* _OBJECTIVE_
Scan the material below for the string "JSON", and copy every line where it shows up.

* _DATA SUPPLIED_
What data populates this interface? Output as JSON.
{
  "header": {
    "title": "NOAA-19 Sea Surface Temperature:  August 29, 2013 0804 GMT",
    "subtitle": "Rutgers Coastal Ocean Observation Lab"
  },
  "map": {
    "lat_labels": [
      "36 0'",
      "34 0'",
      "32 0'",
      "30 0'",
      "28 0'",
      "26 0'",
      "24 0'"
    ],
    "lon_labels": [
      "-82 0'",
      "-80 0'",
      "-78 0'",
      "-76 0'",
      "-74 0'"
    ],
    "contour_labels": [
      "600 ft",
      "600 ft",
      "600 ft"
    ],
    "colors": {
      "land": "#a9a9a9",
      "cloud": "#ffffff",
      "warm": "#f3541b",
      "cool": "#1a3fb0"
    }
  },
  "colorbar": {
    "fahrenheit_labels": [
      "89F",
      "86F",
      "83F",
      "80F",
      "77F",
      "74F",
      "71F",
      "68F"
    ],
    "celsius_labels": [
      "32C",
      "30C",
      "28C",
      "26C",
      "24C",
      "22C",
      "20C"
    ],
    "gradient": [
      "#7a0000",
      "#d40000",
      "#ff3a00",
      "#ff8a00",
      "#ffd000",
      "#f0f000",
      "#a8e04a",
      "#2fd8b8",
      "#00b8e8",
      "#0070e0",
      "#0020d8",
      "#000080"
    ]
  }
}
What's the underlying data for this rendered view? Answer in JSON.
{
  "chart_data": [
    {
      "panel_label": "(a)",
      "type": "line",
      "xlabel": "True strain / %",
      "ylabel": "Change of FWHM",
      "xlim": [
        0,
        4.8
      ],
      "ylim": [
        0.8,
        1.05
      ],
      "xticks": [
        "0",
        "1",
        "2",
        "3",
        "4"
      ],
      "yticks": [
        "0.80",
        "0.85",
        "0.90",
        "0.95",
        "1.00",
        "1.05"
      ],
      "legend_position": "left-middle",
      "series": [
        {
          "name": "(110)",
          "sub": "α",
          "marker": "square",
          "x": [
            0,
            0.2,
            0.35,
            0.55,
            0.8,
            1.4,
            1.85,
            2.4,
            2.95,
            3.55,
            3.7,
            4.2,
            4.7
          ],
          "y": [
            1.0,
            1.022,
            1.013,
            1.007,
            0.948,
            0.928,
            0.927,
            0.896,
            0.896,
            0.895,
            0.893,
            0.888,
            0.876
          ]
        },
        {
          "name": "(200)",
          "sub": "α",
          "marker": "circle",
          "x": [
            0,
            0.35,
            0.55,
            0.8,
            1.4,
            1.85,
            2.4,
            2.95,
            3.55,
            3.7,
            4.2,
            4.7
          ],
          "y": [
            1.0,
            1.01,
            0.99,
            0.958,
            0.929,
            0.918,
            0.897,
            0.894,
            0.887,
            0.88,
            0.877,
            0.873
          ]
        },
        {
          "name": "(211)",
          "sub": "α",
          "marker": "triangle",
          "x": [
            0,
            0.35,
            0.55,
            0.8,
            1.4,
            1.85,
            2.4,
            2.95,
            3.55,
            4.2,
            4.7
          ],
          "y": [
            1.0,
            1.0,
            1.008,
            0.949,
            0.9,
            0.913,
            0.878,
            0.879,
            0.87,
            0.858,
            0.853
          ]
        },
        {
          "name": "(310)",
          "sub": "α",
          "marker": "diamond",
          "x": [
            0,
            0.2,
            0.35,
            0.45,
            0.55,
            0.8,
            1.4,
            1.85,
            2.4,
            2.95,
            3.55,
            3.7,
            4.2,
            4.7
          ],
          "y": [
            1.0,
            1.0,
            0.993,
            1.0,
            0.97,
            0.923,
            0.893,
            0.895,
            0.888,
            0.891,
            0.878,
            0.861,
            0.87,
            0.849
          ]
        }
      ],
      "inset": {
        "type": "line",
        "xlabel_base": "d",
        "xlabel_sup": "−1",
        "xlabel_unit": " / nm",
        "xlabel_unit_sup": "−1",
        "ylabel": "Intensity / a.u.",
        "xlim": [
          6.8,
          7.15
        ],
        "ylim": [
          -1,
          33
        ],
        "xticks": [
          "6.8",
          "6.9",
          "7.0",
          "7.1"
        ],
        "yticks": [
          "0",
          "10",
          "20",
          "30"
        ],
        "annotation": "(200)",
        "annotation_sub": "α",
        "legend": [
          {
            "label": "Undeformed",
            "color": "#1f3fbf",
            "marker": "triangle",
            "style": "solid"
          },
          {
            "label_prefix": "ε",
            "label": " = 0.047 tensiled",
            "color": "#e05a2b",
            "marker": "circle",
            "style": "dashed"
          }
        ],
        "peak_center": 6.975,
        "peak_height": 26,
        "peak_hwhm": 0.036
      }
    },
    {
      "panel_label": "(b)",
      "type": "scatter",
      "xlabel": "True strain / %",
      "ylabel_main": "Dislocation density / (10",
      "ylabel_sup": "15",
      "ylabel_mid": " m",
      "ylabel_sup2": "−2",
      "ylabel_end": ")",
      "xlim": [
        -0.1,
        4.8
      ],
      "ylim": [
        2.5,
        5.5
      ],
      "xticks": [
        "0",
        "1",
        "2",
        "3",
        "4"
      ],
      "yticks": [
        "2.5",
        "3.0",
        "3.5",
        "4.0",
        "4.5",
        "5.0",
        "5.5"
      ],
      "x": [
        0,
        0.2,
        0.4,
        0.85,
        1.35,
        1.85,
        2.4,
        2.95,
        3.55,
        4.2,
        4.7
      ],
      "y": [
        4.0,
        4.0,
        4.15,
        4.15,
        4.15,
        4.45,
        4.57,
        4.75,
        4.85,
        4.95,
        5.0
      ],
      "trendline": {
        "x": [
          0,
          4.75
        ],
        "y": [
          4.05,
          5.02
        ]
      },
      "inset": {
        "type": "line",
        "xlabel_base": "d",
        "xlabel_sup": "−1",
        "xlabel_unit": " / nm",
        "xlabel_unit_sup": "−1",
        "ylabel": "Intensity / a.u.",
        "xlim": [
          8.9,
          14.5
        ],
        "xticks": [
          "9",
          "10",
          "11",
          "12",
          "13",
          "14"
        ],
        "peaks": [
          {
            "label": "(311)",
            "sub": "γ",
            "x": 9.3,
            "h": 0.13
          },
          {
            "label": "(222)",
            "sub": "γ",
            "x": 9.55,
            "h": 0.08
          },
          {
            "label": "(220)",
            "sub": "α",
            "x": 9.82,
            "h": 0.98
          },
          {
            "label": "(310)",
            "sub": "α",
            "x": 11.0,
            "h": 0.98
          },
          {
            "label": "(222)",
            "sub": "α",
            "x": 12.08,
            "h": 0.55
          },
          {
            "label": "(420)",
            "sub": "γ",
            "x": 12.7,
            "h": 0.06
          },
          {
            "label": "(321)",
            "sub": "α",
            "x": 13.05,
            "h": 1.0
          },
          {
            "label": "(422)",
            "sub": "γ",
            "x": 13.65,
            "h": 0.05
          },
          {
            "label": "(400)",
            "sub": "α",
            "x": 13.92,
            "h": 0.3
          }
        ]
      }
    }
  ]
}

* _FINAL ANSWER_
What data populates this interface? Output as JSON.
What's the underlying data for this rendered view? Answer in JSON.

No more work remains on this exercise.